▶ [REQUIRED TASK] Everything from the line with "What's the underlying" to the end of the data should be restated word for word, and nothing before it.

▶ [INPUT MATERIAL]
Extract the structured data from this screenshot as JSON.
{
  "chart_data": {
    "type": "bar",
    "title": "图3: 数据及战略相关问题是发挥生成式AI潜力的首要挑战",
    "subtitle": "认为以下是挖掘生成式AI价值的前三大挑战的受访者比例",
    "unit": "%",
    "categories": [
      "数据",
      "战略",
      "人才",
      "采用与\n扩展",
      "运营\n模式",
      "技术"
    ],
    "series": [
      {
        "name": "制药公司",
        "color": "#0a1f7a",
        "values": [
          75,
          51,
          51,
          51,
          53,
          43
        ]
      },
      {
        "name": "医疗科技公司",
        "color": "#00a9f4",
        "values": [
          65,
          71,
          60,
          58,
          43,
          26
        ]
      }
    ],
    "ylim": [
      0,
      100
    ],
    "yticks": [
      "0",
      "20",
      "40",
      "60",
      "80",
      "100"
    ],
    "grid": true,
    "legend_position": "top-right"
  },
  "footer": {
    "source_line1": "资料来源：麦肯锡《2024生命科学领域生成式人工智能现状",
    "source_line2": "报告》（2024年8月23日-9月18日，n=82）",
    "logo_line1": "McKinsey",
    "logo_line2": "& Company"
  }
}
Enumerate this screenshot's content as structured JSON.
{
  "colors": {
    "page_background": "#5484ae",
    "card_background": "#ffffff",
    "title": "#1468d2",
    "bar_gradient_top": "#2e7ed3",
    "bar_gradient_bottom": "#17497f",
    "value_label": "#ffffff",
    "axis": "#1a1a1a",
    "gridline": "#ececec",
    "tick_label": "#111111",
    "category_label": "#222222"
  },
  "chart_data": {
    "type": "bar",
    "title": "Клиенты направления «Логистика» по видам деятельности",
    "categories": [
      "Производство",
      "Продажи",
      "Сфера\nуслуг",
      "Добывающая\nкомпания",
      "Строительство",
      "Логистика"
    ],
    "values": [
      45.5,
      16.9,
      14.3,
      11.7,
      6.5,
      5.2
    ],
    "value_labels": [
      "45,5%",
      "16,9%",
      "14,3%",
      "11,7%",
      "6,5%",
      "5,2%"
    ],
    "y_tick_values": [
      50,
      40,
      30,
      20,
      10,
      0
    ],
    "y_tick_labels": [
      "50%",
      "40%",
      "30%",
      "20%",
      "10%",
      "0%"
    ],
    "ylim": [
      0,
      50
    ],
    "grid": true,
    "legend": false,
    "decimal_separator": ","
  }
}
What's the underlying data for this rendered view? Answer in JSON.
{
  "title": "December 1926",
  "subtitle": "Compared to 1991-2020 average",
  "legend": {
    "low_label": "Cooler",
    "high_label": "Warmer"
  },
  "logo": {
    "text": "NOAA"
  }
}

▶ [SOLUTION TO THE PROBLEM]
What's the underlying data for this rendered view? Answer in JSON.
{
  "title": "December 1926",
  "subtitle": "Compared to 1991-2020 average",
  "legend": {
    "low_label": "Cooler",
    "high_label": "Warmer"
  },
  "logo": {
    "text": "NOAA"
  }
}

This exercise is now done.